--- start SUPPLIED DATA ---

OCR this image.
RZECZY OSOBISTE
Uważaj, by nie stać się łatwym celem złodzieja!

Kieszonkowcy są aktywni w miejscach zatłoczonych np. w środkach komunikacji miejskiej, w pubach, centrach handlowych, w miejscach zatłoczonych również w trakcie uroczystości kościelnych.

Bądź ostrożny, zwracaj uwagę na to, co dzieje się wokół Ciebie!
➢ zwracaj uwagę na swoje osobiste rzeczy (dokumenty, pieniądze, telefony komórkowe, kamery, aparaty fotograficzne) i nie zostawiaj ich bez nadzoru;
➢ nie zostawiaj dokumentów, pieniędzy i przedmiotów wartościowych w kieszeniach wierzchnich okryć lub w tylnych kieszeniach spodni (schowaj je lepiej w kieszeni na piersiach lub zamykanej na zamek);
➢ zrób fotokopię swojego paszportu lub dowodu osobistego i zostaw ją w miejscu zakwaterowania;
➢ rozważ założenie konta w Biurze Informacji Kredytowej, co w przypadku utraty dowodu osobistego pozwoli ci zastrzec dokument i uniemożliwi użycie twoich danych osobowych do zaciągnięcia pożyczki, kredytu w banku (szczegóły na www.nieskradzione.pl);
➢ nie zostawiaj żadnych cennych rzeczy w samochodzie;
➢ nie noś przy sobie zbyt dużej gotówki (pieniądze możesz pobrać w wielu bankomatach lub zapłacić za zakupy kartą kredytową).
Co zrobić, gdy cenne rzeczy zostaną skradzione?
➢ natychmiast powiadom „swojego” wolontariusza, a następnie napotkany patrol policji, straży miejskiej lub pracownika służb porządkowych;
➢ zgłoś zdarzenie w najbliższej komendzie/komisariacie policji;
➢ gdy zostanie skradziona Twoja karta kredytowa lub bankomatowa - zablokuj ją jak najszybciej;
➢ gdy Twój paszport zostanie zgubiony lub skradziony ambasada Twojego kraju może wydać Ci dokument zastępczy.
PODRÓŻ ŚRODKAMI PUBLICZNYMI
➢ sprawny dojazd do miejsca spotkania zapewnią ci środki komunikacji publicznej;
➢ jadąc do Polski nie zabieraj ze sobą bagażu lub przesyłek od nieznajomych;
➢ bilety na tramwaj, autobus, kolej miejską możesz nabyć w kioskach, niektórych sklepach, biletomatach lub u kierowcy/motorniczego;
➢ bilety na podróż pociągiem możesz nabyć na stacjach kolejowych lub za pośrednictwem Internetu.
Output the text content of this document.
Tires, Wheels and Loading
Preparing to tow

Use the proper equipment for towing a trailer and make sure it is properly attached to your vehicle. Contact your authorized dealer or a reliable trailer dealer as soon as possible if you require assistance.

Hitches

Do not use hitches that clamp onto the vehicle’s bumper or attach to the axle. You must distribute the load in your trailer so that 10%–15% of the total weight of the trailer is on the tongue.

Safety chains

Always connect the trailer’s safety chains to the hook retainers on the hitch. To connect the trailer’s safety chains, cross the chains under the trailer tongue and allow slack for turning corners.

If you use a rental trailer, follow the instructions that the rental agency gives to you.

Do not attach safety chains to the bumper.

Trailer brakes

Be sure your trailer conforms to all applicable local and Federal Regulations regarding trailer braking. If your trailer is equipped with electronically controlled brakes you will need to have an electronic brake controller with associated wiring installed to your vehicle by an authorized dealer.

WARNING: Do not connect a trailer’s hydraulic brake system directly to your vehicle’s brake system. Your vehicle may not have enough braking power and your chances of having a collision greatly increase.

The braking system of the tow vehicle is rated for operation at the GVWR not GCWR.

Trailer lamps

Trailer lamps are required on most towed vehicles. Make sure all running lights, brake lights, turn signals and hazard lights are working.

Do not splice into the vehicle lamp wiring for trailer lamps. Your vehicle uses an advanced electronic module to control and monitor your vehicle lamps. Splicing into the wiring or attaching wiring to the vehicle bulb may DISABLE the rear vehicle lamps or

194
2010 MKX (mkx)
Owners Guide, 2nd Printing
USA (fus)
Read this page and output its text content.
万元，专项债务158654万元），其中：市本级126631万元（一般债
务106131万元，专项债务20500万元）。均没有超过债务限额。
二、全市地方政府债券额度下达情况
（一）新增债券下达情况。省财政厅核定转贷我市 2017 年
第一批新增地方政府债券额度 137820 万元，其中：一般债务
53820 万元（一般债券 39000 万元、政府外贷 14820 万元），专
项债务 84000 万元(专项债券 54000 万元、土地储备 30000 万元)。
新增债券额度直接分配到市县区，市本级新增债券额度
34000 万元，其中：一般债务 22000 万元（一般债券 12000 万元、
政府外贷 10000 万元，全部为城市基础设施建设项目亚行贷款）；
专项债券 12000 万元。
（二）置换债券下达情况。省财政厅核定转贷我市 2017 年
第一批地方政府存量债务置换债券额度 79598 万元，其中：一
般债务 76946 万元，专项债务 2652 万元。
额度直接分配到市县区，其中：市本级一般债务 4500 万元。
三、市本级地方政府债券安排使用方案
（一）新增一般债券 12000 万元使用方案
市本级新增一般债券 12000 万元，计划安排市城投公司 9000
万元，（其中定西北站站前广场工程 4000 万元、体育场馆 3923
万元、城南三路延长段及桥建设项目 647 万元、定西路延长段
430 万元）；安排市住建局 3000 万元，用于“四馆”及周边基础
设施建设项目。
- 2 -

--- end SUPPLIED DATA ---

§ STATED PROBLEM: Restate each of the entries above verbatim.

§ RESULT OF THIS TASK:
OCR this image.
RZECZY OSOBISTE
Uważaj, by nie stać się łatwym celem złodzieja!

Kieszonkowcy są aktywni w miejscach zatłoczonych np. w środkach komunikacji miejskiej, w pubach, centrach handlowych, w miejscach zatłoczonych również w trakcie uroczystości kościelnych.

Bądź ostrożny, zwracaj uwagę na to, co dzieje się wokół Ciebie!
➢ zwracaj uwagę na swoje osobiste rzeczy (dokumenty, pieniądze, telefony komórkowe, kamery, aparaty fotograficzne) i nie zostawiaj ich bez nadzoru;
➢ nie zostawiaj dokumentów, pieniędzy i przedmiotów wartościowych w kieszeniach wierzchnich okryć lub w tylnych kieszeniach spodni (schowaj je lepiej w kieszeni na piersiach lub zamykanej na zamek);
➢ zrób fotokopię swojego paszportu lub dowodu osobistego i zostaw ją w miejscu zakwaterowania;
➢ rozważ założenie konta w Biurze Informacji Kredytowej, co w przypadku utraty dowodu osobistego pozwoli ci zastrzec dokument i uniemożliwi użycie twoich danych osobowych do zaciągnięcia pożyczki, kredytu w banku (szczegóły na www.nieskradzione.pl);
➢ nie zostawiaj żadnych cennych rzeczy w samochodzie;
➢ nie noś przy sobie zbyt dużej gotówki (pieniądze możesz pobrać w wielu bankomatach lub zapłacić za zakupy kartą kredytową).
Co zrobić, gdy cenne rzeczy zostaną skradzione?
➢ natychmiast powiadom „swojego” wolontariusza, a następnie napotkany patrol policji, straży miejskiej lub pracownika służb porządkowych;
➢ zgłoś zdarzenie w najbliższej komendzie/komisariacie policji;
➢ gdy zostanie skradziona Twoja karta kredytowa lub bankomatowa - zablokuj ją jak najszybciej;
➢ gdy Twój paszport zostanie zgubiony lub skradziony ambasada Twojego kraju może wydać Ci dokument zastępczy.
PODRÓŻ ŚRODKAMI PUBLICZNYMI
➢ sprawny dojazd do miejsca spotkania zapewnią ci środki komunikacji publicznej;
➢ jadąc do Polski nie zabieraj ze sobą bagażu lub przesyłek od nieznajomych;
➢ bilety na tramwaj, autobus, kolej miejską możesz nabyć w kioskach, niektórych sklepach, biletomatach lub u kierowcy/motorniczego;
➢ bilety na podróż pociągiem możesz nabyć na stacjach kolejowych lub za pośrednictwem Internetu.
Output the text content of this document.
Tires, Wheels and Loading
Preparing to tow

Use the proper equipment for towing a trailer and make sure it is properly attached to your vehicle. Contact your authorized dealer or a reliable trailer dealer as soon as possible if you require assistance.

Hitches

Do not use hitches that clamp onto the vehicle’s bumper or attach to the axle. You must distribute the load in your trailer so that 10%–15% of the total weight of the trailer is on the tongue.

Safety chains

Always connect the trailer’s safety chains to the hook retainers on the hitch. To connect the trailer’s safety chains, cross the chains under the trailer tongue and allow slack for turning corners.

If you use a rental trailer, follow the instructions that the rental agency gives to you.

Do not attach safety chains to the bumper.

Trailer brakes

Be sure your trailer conforms to all applicable local and Federal Regulations regarding trailer braking. If your trailer is equipped with electronically controlled brakes you will need to have an electronic brake controller with associated wiring installed to your vehicle by an authorized dealer.

WARNING: Do not connect a trailer’s hydraulic brake system directly to your vehicle’s brake system. Your vehicle may not have enough braking power and your chances of having a collision greatly increase.

The braking system of the tow vehicle is rated for operation at the GVWR not GCWR.

Trailer lamps

Trailer lamps are required on most towed vehicles. Make sure all running lights, brake lights, turn signals and hazard lights are working.

Do not splice into the vehicle lamp wiring for trailer lamps. Your vehicle uses an advanced electronic module to control and monitor your vehicle lamps. Splicing into the wiring or attaching wiring to the vehicle bulb may DISABLE the rear vehicle lamps or

194
2010 MKX (mkx)
Owners Guide, 2nd Printing
USA (fus)
Read this page and output its text content.
万元，专项债务158654万元），其中：市本级126631万元（一般债
务106131万元，专项债务20500万元）。均没有超过债务限额。
二、全市地方政府债券额度下达情况
（一）新增债券下达情况。省财政厅核定转贷我市 2017 年
第一批新增地方政府债券额度 137820 万元，其中：一般债务
53820 万元（一般债券 39000 万元、政府外贷 14820 万元），专
项债务 84000 万元(专项债券 54000 万元、土地储备 30000 万元)。
新增债券额度直接分配到市县区，市本级新增债券额度
34000 万元，其中：一般债务 22000 万元（一般债券 12000 万元、
政府外贷 10000 万元，全部为城市基础设施建设项目亚行贷款）；
专项债券 12000 万元。
（二）置换债券下达情况。省财政厅核定转贷我市 2017 年
第一批地方政府存量债务置换债券额度 79598 万元，其中：一
般债务 76946 万元，专项债务 2652 万元。
额度直接分配到市县区，其中：市本级一般债务 4500 万元。
三、市本级地方政府债券安排使用方案
（一）新增一般债券 12000 万元使用方案
市本级新增一般债券 12000 万元，计划安排市城投公司 9000
万元，（其中定西北站站前广场工程 4000 万元、体育场馆 3923
万元、城南三路延长段及桥建设项目 647 万元、定西路延长段
430 万元）；安排市住建局 3000 万元，用于“四馆”及周边基础
设施建设项目。
- 2 -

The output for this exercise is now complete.